* Start Exercise input *

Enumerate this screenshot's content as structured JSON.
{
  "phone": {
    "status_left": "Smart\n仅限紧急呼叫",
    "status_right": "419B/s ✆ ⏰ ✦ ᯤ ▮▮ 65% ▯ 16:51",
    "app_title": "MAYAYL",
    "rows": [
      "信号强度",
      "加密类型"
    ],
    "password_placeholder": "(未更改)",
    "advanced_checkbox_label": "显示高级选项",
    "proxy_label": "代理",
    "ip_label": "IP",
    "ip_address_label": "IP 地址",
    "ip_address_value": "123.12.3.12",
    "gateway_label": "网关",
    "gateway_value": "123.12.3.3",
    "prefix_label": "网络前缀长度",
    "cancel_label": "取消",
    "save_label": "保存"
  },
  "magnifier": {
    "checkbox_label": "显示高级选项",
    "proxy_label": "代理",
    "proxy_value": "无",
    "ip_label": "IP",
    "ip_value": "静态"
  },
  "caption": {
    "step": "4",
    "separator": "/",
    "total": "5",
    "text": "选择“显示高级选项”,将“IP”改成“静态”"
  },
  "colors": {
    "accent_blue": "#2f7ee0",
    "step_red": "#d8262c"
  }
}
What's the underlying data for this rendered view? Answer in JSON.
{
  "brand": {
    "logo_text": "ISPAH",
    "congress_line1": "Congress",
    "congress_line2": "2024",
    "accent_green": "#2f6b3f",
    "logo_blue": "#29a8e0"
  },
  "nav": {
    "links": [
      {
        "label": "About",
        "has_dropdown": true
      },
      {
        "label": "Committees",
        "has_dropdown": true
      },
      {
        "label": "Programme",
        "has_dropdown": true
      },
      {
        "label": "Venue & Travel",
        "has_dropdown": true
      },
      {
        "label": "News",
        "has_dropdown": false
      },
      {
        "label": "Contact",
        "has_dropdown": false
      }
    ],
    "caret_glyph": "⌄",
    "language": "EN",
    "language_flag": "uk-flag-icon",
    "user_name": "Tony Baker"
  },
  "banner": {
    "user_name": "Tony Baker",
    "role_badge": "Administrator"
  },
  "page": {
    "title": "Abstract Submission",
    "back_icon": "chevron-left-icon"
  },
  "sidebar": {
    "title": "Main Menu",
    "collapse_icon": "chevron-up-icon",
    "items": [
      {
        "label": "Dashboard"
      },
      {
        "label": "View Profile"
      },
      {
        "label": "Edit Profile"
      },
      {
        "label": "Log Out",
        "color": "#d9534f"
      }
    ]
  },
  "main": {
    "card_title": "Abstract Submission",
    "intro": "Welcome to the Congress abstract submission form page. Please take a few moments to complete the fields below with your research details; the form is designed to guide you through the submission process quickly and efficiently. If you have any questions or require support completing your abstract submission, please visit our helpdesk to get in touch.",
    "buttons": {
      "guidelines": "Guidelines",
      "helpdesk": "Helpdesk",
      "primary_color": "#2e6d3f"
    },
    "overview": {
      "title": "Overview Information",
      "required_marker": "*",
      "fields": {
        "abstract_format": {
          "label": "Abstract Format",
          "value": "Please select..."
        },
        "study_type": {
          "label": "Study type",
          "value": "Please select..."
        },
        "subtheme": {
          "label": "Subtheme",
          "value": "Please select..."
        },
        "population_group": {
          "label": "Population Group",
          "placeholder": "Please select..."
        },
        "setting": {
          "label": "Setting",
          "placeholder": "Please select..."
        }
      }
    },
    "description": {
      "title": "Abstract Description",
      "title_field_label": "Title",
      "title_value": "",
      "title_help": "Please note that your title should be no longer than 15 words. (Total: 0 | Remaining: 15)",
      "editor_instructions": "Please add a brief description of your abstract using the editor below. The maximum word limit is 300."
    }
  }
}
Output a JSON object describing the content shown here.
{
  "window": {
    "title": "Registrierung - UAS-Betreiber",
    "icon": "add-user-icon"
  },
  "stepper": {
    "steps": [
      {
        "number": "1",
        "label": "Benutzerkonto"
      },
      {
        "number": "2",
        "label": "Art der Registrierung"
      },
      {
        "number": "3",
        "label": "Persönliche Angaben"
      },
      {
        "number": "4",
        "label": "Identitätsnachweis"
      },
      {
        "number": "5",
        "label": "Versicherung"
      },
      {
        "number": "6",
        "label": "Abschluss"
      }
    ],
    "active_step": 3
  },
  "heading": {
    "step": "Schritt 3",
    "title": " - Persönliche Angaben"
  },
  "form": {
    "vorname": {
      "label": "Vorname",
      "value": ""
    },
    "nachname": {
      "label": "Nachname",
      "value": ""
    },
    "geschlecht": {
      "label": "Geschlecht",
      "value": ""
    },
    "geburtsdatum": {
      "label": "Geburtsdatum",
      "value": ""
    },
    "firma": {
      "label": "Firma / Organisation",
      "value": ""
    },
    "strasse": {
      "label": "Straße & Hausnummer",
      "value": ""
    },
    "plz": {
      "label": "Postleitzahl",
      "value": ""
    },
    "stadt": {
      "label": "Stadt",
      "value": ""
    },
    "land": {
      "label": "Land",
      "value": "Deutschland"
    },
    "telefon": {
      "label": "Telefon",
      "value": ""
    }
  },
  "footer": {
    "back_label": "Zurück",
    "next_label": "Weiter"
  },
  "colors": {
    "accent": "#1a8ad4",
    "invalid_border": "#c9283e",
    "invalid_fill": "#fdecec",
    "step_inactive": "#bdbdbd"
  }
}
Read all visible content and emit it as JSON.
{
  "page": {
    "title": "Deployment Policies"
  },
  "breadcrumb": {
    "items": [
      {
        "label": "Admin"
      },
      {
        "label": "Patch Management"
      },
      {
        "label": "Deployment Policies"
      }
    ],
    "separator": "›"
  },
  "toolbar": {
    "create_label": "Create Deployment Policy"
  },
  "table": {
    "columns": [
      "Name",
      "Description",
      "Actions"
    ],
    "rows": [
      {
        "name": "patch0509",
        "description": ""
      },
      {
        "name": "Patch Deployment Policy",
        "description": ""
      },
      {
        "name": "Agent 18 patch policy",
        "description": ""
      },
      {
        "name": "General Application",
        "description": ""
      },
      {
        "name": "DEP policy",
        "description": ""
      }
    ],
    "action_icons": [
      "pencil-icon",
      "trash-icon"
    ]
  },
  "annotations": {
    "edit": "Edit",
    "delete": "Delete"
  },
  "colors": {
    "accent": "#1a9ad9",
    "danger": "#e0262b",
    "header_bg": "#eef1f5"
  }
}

* End Exercise input *

* [What is needed]
Output the records exactly, including every line.

* [Result of the exercise]
Enumerate this screenshot's content as structured JSON.
{
  "phone": {
    "status_left": "Smart\n仅限紧急呼叫",
    "status_right": "419B/s ✆ ⏰ ✦ ᯤ ▮▮ 65% ▯ 16:51",
    "app_title": "MAYAYL",
    "rows": [
      "信号强度",
      "加密类型"
    ],
    "password_placeholder": "(未更改)",
    "advanced_checkbox_label": "显示高级选项",
    "proxy_label": "代理",
    "ip_label": "IP",
    "ip_address_label": "IP 地址",
    "ip_address_value": "123.12.3.12",
    "gateway_label": "网关",
    "gateway_value": "123.12.3.3",
    "prefix_label": "网络前缀长度",
    "cancel_label": "取消",
    "save_label": "保存"
  },
  "magnifier": {
    "checkbox_label": "显示高级选项",
    "proxy_label": "代理",
    "proxy_value": "无",
    "ip_label": "IP",
    "ip_value": "静态"
  },
  "caption": {
    "step": "4",
    "separator": "/",
    "total": "5",
    "text": "选择“显示高级选项”,将“IP”改成“静态”"
  },
  "colors": {
    "accent_blue": "#2f7ee0",
    "step_red": "#d8262c"
  }
}
What's the underlying data for this rendered view? Answer in JSON.
{
  "brand": {
    "logo_text": "ISPAH",
    "congress_line1": "Congress",
    "congress_line2": "2024",
    "accent_green": "#2f6b3f",
    "logo_blue": "#29a8e0"
  },
  "nav": {
    "links": [
      {
        "label": "About",
        "has_dropdown": true
      },
      {
        "label": "Committees",
        "has_dropdown": true
      },
      {
        "label": "Programme",
        "has_dropdown": true
      },
      {
        "label": "Venue & Travel",
        "has_dropdown": true
      },
      {
        "label": "News",
        "has_dropdown": false
      },
      {
        "label": "Contact",
        "has_dropdown": false
      }
    ],
    "caret_glyph": "⌄",
    "language": "EN",
    "language_flag": "uk-flag-icon",
    "user_name": "Tony Baker"
  },
  "banner": {
    "user_name": "Tony Baker",
    "role_badge": "Administrator"
  },
  "page": {
    "title": "Abstract Submission",
    "back_icon": "chevron-left-icon"
  },
  "sidebar": {
    "title": "Main Menu",
    "collapse_icon": "chevron-up-icon",
    "items": [
      {
        "label": "Dashboard"
      },
      {
        "label": "View Profile"
      },
      {
        "label": "Edit Profile"
      },
      {
        "label": "Log Out",
        "color": "#d9534f"
      }
    ]
  },
  "main": {
    "card_title": "Abstract Submission",
    "intro": "Welcome to the Congress abstract submission form page. Please take a few moments to complete the fields below with your research details; the form is designed to guide you through the submission process quickly and efficiently. If you have any questions or require support completing your abstract submission, please visit our helpdesk to get in touch.",
    "buttons": {
      "guidelines": "Guidelines",
      "helpdesk": "Helpdesk",
      "primary_color": "#2e6d3f"
    },
    "overview": {
      "title": "Overview Information",
      "required_marker": "*",
      "fields": {
        "abstract_format": {
          "label": "Abstract Format",
          "value": "Please select..."
        },
        "study_type": {
          "label": "Study type",
          "value": "Please select..."
        },
        "subtheme": {
          "label": "Subtheme",
          "value": "Please select..."
        },
        "population_group": {
          "label": "Population Group",
          "placeholder": "Please select..."
        },
        "setting": {
          "label": "Setting",
          "placeholder": "Please select..."
        }
      }
    },
    "description": {
      "title": "Abstract Description",
      "title_field_label": "Title",
      "title_value": "",
      "title_help": "Please note that your title should be no longer than 15 words. (Total: 0 | Remaining: 15)",
      "editor_instructions": "Please add a brief description of your abstract using the editor below. The maximum word limit is 300."
    }
  }
}
Output a JSON object describing the content shown here.
{
  "window": {
    "title": "Registrierung - UAS-Betreiber",
    "icon": "add-user-icon"
  },
  "stepper": {
    "steps": [
      {
        "number": "1",
        "label": "Benutzerkonto"
      },
      {
        "number": "2",
        "label": "Art der Registrierung"
      },
      {
        "number": "3",
        "label": "Persönliche Angaben"
      },
      {
        "number": "4",
        "label": "Identitätsnachweis"
      },
      {
        "number": "5",
        "label": "Versicherung"
      },
      {
        "number": "6",
        "label": "Abschluss"
      }
    ],
    "active_step": 3
  },
  "heading": {
    "step": "Schritt 3",
    "title": " - Persönliche Angaben"
  },
  "form": {
    "vorname": {
      "label": "Vorname",
      "value": ""
    },
    "nachname": {
      "label": "Nachname",
      "value": ""
    },
    "geschlecht": {
      "label": "Geschlecht",
      "value": ""
    },
    "geburtsdatum": {
      "label": "Geburtsdatum",
      "value": ""
    },
    "firma": {
      "label": "Firma / Organisation",
      "value": ""
    },
    "strasse": {
      "label": "Straße & Hausnummer",
      "value": ""
    },
    "plz": {
      "label": "Postleitzahl",
      "value": ""
    },
    "stadt": {
      "label": "Stadt",
      "value": ""
    },
    "land": {
      "label": "Land",
      "value": "Deutschland"
    },
    "telefon": {
      "label": "Telefon",
      "value": ""
    }
  },
  "footer": {
    "back_label": "Zurück",
    "next_label": "Weiter"
  },
  "colors": {
    "accent": "#1a8ad4",
    "invalid_border": "#c9283e",
    "invalid_fill": "#fdecec",
    "step_inactive": "#bdbdbd"
  }
}
Read all visible content and emit it as JSON.
{
  "page": {
    "title": "Deployment Policies"
  },
  "breadcrumb": {
    "items": [
      {
        "label": "Admin"
      },
      {
        "label": "Patch Management"
      },
      {
        "label": "Deployment Policies"
      }
    ],
    "separator": "›"
  },
  "toolbar": {
    "create_label": "Create Deployment Policy"
  },
  "table": {
    "columns": [
      "Name",
      "Description",
      "Actions"
    ],
    "rows": [
      {
        "name": "patch0509",
        "description": ""
      },
      {
        "name": "Patch Deployment Policy",
        "description": ""
      },
      {
        "name": "Agent 18 patch policy",
        "description": ""
      },
      {
        "name": "General Application",
        "description": ""
      },
      {
        "name": "DEP policy",
        "description": ""
      }
    ],
    "action_icons": [
      "pencil-icon",
      "trash-icon"
    ]
  },
  "annotations": {
    "edit": "Edit",
    "delete": "Delete"
  },
  "colors": {
    "accent": "#1a9ad9",
    "danger": "#e0262b",
    "header_bg": "#eef1f5"
  }
}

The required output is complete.